* _Given task_
Print the listing as it stands, omitting all images.

── Recorded data ──

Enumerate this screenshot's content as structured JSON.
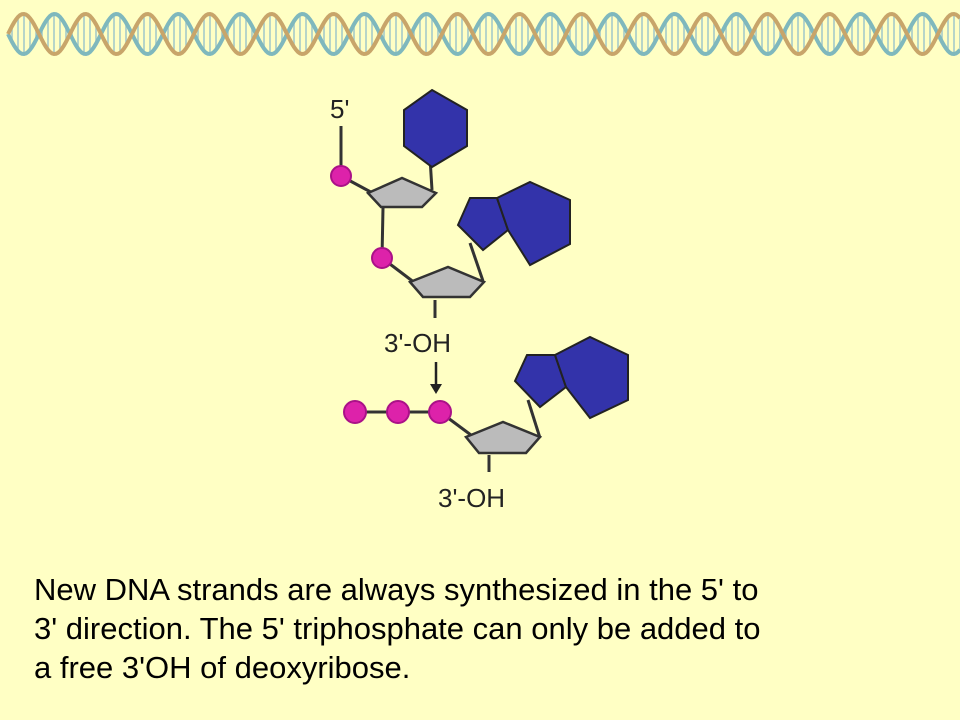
{
  "banner": {
    "icon": "dna-double-helix-border"
  },
  "diagram": {
    "labels": {
      "five_prime": "5'",
      "three_oh_upper": "3'-OH",
      "three_oh_lower": "3'-OH"
    },
    "colors": {
      "base": "#3333AA",
      "phosphate": "#DD22AA",
      "sugar": "#BBBBBB"
    }
  },
  "caption": {
    "lines": [
      "New DNA strands are always synthesized in the 5' to",
      "3' direction.  The 5' triphosphate can only be added to",
      "a free 3'OH of deoxyribose."
    ]
  }
}
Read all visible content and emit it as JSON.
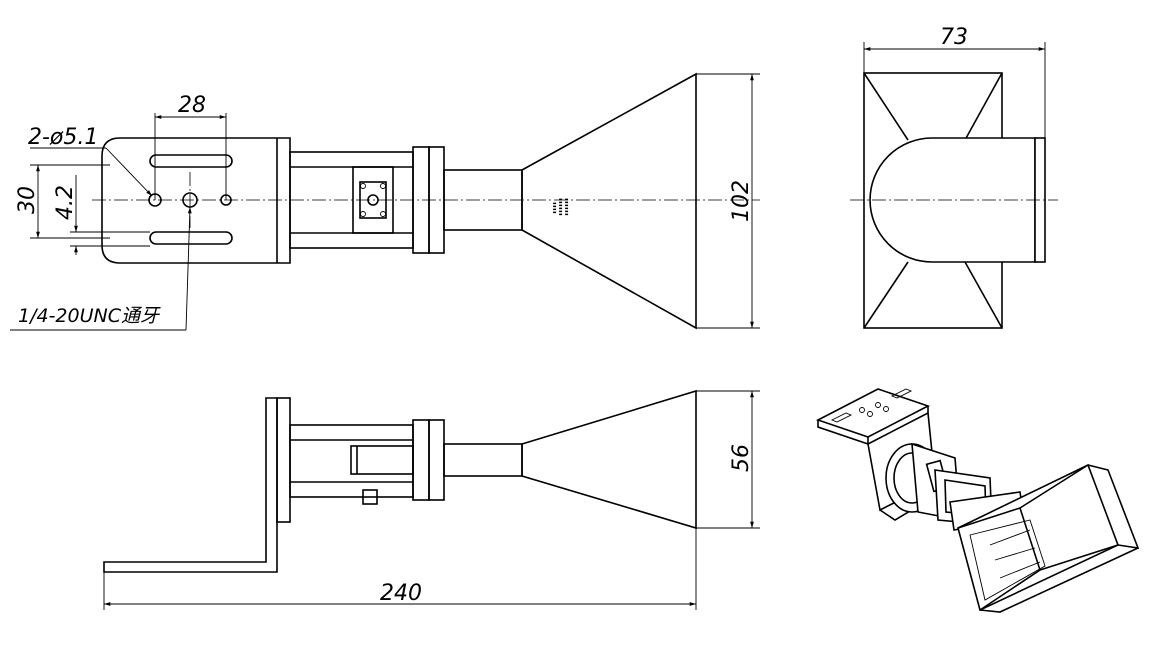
{
  "dimensions": {
    "slot_spacing": "28",
    "hole_callout": "2-ø5.1",
    "bracket_height": "30",
    "hole_offset": "4.2",
    "thread_callout": "1/4-20UNC通牙",
    "horn_height": "102",
    "horn_width": "73",
    "horn_depth": "56",
    "overall_length": "240"
  },
  "colors": {
    "line": "#000000",
    "background": "#ffffff"
  }
}
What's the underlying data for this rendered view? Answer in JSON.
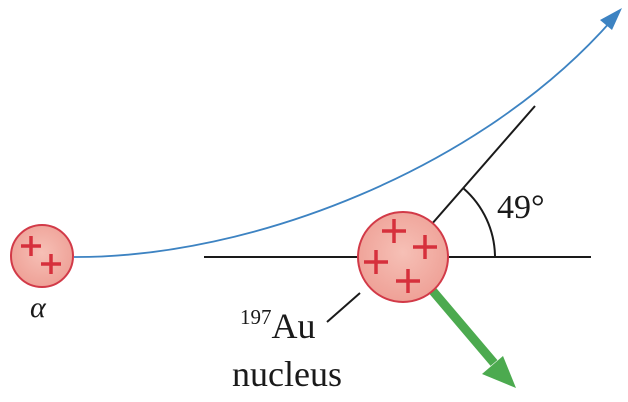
{
  "alpha_particle": {
    "label": "α"
  },
  "nucleus": {
    "mass_number": "197",
    "symbol": "Au",
    "caption": "nucleus"
  },
  "angle": {
    "value_label": "49°",
    "degrees": 49
  },
  "colors": {
    "charge_fill": "#f0aaa0",
    "charge_stroke": "#d23a48",
    "plus_sign": "#d6303c",
    "trajectory": "#3d83c2",
    "recoil_arrow": "#4caa4f",
    "lines": "#1a1a1a"
  },
  "icons": {
    "plus": "plus-sign-icon",
    "arrow_head": "arrow-head-icon"
  }
}
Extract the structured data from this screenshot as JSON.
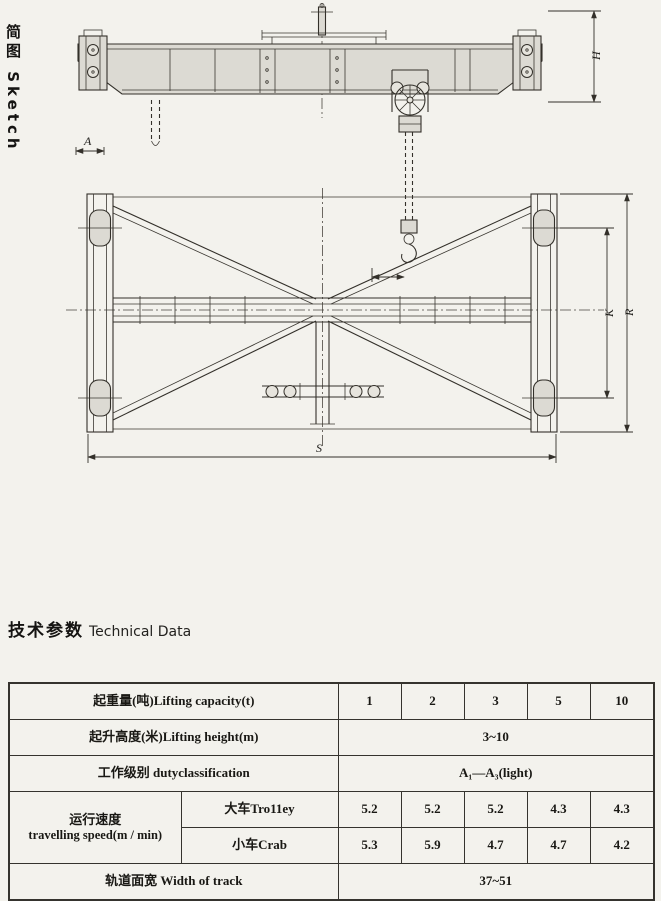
{
  "page": {
    "sketch_label_cn": "简图",
    "sketch_label_en": "Sketch",
    "tech_heading_cn": "技术参数",
    "tech_heading_en": "Technical Data"
  },
  "drawing": {
    "dims": {
      "H": "H",
      "A": "A",
      "K": "K",
      "R": "R",
      "S": "S"
    }
  },
  "table": {
    "capacity": {
      "label": "起重量(吨)Lifting capacity(t)",
      "values": [
        "1",
        "2",
        "3",
        "5",
        "10"
      ]
    },
    "height": {
      "label": "起升高度(米)Lifting height(m)",
      "value": "3~10"
    },
    "duty": {
      "label": "工作级别 dutyclassification",
      "value": "A₁—A₃(light)"
    },
    "speed": {
      "label_cn": "运行速度",
      "label_en": "travelling speed(m / min)",
      "trolley": {
        "label": "大车Tro11ey",
        "values": [
          "5.2",
          "5.2",
          "5.2",
          "4.3",
          "4.3"
        ]
      },
      "crab": {
        "label": "小车Crab",
        "values": [
          "5.3",
          "5.9",
          "4.7",
          "4.7",
          "4.2"
        ]
      }
    },
    "track": {
      "label": "轨道面宽 Width of track",
      "value": "37~51"
    }
  }
}
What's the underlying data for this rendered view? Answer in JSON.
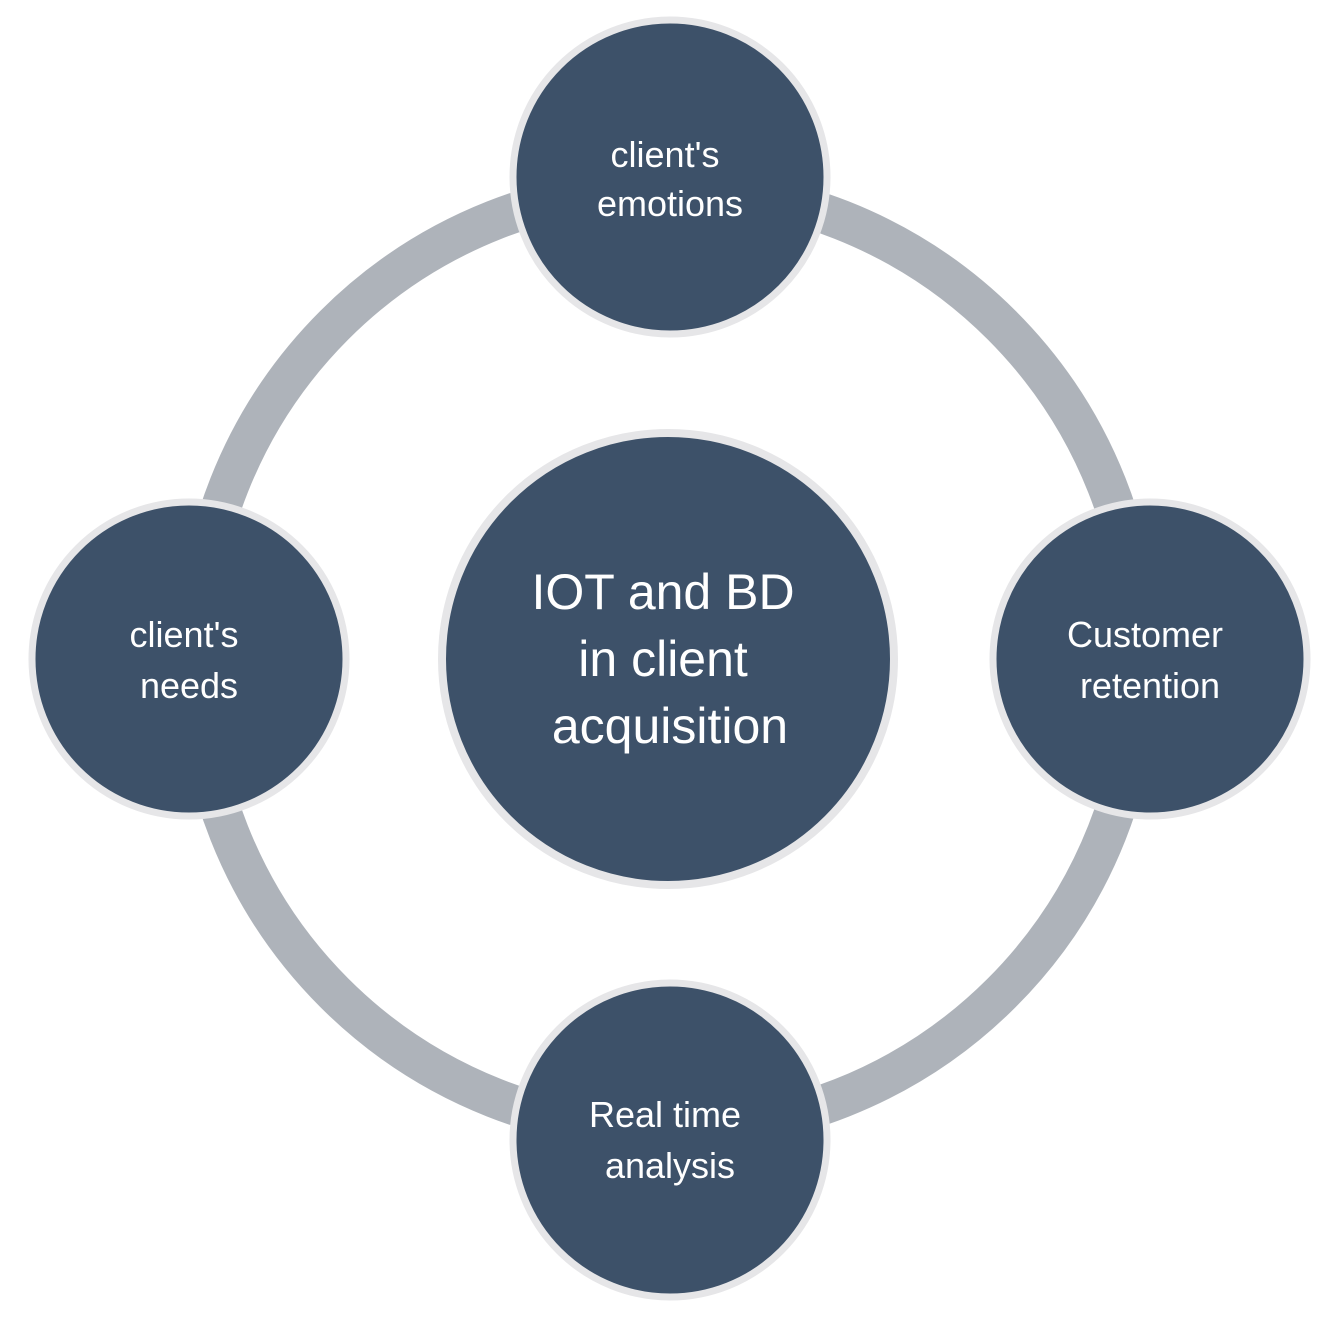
{
  "diagram": {
    "center": {
      "lines": [
        "IOT and BD",
        "in client",
        "acquisition"
      ]
    },
    "nodes": {
      "top": {
        "lines": [
          "client's",
          "emotions"
        ]
      },
      "right": {
        "lines": [
          "Customer",
          "retention"
        ]
      },
      "bottom": {
        "lines": [
          "Real time",
          "analysis"
        ]
      },
      "left": {
        "lines": [
          "client's",
          "needs"
        ]
      }
    }
  },
  "colors": {
    "node_fill": "#3d5169",
    "node_border": "#e6e6e8",
    "ring": "#aeb3ba",
    "text": "#ffffff",
    "background": "#ffffff"
  }
}
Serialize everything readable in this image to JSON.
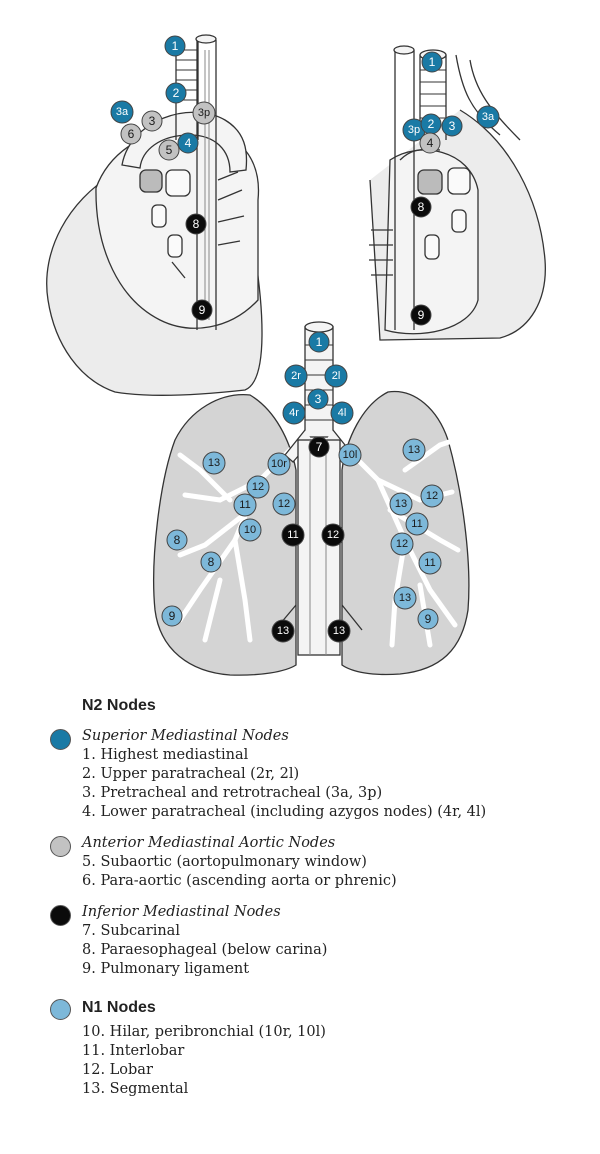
{
  "colors": {
    "superior": "#1a7aa5",
    "aortic": "#c2c2c2",
    "inferior": "#0b0b0b",
    "n1": "#7db8d9",
    "organ": "#d4d4d4",
    "organ_light": "#ececec",
    "vessel": "#f2f2f2",
    "line": "#333333"
  },
  "diagram_nodes": {
    "left_view": [
      "1",
      "2",
      "3a",
      "3",
      "6",
      "3p",
      "5",
      "4",
      "8",
      "9"
    ],
    "right_view": [
      "1",
      "3a",
      "3p",
      "2",
      "3",
      "4",
      "8",
      "9"
    ],
    "lungs_view": [
      "1",
      "2r",
      "2l",
      "3",
      "4r",
      "4l",
      "7",
      "10r",
      "10l",
      "13",
      "13",
      "12",
      "11",
      "12",
      "10",
      "11",
      "12",
      "8",
      "8",
      "13",
      "12",
      "11",
      "12",
      "11",
      "13",
      "13",
      "13",
      "9",
      "9",
      "13"
    ]
  },
  "legend": {
    "n2_title": "N2 Nodes",
    "groups": [
      {
        "key": "superior",
        "title": "Superior Mediastinal Nodes",
        "items": [
          "1. Highest mediastinal",
          "2. Upper paratracheal (2r, 2l)",
          "3. Pretracheal and retrotracheal (3a, 3p)",
          "4. Lower paratracheal (including azygos nodes) (4r, 4l)"
        ]
      },
      {
        "key": "aortic",
        "title": "Anterior  Mediastinal Aortic Nodes",
        "items": [
          "5. Subaortic (aortopulmonary window)",
          "6. Para-aortic (ascending aorta or phrenic)"
        ]
      },
      {
        "key": "inferior",
        "title": "Inferior Mediastinal Nodes",
        "items": [
          "7. Subcarinal",
          "8. Paraesophageal (below carina)",
          "9. Pulmonary ligament"
        ]
      }
    ],
    "n1": {
      "title": "N1 Nodes",
      "items": [
        "10. Hilar, peribronchial (10r, 10l)",
        "11. Interlobar",
        "12. Lobar",
        "13. Segmental"
      ]
    }
  }
}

───

* _Expected answer_
Enumerate this screenshot's content as structured JSON.
{
  "banner": {
    "icon": "dna-double-helix-border"
  },
  "diagram": {
    "labels": {
      "five_prime": "5'",
      "three_oh_upper": "3'-OH",
      "three_oh_lower": "3'-OH"
    },
    "colors": {
      "base": "#3333AA",
      "phosphate": "#DD22AA",
      "sugar": "#BBBBBB"
    }
  },
  "caption": {
    "lines": [
      "New DNA strands are always synthesized in the 5' to",
      "3' direction.  The 5' triphosphate can only be added to",
      "a free 3'OH of deoxyribose."
    ]
  }
}
Read all visible content and emit it as JSON.
{
  "dimensions": {
    "slot_spacing": "28",
    "hole_callout": "2-ø5.1",
    "bracket_height": "30",
    "hole_offset": "4.2",
    "thread_callout": "1/4-20UNC通牙",
    "horn_height": "102",
    "horn_width": "73",
    "horn_depth": "56",
    "overall_length": "240"
  },
  "colors": {
    "line": "#000000",
    "background": "#ffffff"
  }
}
What's the underlying data for this rendered view? Answer in JSON.
{
  "alpha_particle": {
    "label": "α"
  },
  "nucleus": {
    "mass_number": "197",
    "symbol": "Au",
    "caption": "nucleus"
  },
  "angle": {
    "value_label": "49°",
    "degrees": 49
  },
  "colors": {
    "charge_fill": "#f0aaa0",
    "charge_stroke": "#d23a48",
    "plus_sign": "#d6303c",
    "trajectory": "#3d83c2",
    "recoil_arrow": "#4caa4f",
    "lines": "#1a1a1a"
  },
  "icons": {
    "plus": "plus-sign-icon",
    "arrow_head": "arrow-head-icon"
  }
}
Extract the structured data from this screenshot as JSON.
{
  "page": {
    "sketch_label_cn": "简图",
    "sketch_label_en": "Sketch",
    "tech_heading_cn": "技术参数",
    "tech_heading_en": "Technical Data"
  },
  "drawing": {
    "dims": {
      "H": "H",
      "A": "A",
      "K": "K",
      "R": "R",
      "S": "S"
    }
  },
  "table": {
    "capacity": {
      "label": "起重量(吨)Lifting capacity(t)",
      "values": [
        "1",
        "2",
        "3",
        "5",
        "10"
      ]
    },
    "height": {
      "label": "起升高度(米)Lifting height(m)",
      "value": "3~10"
    },
    "duty": {
      "label": "工作级别 dutyclassification",
      "value": "A₁—A₃(light)"
    },
    "speed": {
      "label_cn": "运行速度",
      "label_en": "travelling speed(m / min)",
      "trolley": {
        "label": "大车Tro11ey",
        "values": [
          "5.2",
          "5.2",
          "5.2",
          "4.3",
          "4.3"
        ]
      },
      "crab": {
        "label": "小车Crab",
        "values": [
          "5.3",
          "5.9",
          "4.7",
          "4.7",
          "4.2"
        ]
      }
    },
    "track": {
      "label": "轨道面宽 Width of track",
      "value": "37~51"
    }
  }
}
What's the underlying data for this rendered view? Answer in JSON.
{
  "diagram": {
    "center": {
      "lines": [
        "IOT and BD",
        "in client",
        "acquisition"
      ]
    },
    "nodes": {
      "top": {
        "lines": [
          "client's",
          "emotions"
        ]
      },
      "right": {
        "lines": [
          "Customer",
          "retention"
        ]
      },
      "bottom": {
        "lines": [
          "Real time",
          "analysis"
        ]
      },
      "left": {
        "lines": [
          "client's",
          "needs"
        ]
      }
    }
  },
  "colors": {
    "node_fill": "#3d5169",
    "node_border": "#e6e6e8",
    "ring": "#aeb3ba",
    "text": "#ffffff",
    "background": "#ffffff"
  }
}
Serialize everything readable in this image to JSON.
{
  "colors": {
    "superior": "#1a7aa5",
    "aortic": "#c2c2c2",
    "inferior": "#0b0b0b",
    "n1": "#7db8d9",
    "organ": "#d4d4d4",
    "organ_light": "#ececec",
    "vessel": "#f2f2f2",
    "line": "#333333"
  },
  "diagram_nodes": {
    "left_view": [
      "1",
      "2",
      "3a",
      "3",
      "6",
      "3p",
      "5",
      "4",
      "8",
      "9"
    ],
    "right_view": [
      "1",
      "3a",
      "3p",
      "2",
      "3",
      "4",
      "8",
      "9"
    ],
    "lungs_view": [
      "1",
      "2r",
      "2l",
      "3",
      "4r",
      "4l",
      "7",
      "10r",
      "10l",
      "13",
      "13",
      "12",
      "11",
      "12",
      "10",
      "11",
      "12",
      "8",
      "8",
      "13",
      "12",
      "11",
      "12",
      "11",
      "13",
      "13",
      "13",
      "9",
      "9",
      "13"
    ]
  },
  "legend": {
    "n2_title": "N2 Nodes",
    "groups": [
      {
        "key": "superior",
        "title": "Superior Mediastinal Nodes",
        "items": [
          "1. Highest mediastinal",
          "2. Upper paratracheal (2r, 2l)",
          "3. Pretracheal and retrotracheal (3a, 3p)",
          "4. Lower paratracheal (including azygos nodes) (4r, 4l)"
        ]
      },
      {
        "key": "aortic",
        "title": "Anterior  Mediastinal Aortic Nodes",
        "items": [
          "5. Subaortic (aortopulmonary window)",
          "6. Para-aortic (ascending aorta or phrenic)"
        ]
      },
      {
        "key": "inferior",
        "title": "Inferior Mediastinal Nodes",
        "items": [
          "7. Subcarinal",
          "8. Paraesophageal (below carina)",
          "9. Pulmonary ligament"
        ]
      }
    ],
    "n1": {
      "title": "N1 Nodes",
      "items": [
        "10. Hilar, peribronchial (10r, 10l)",
        "11. Interlobar",
        "12. Lobar",
        "13. Segmental"
      ]
    }
  }
}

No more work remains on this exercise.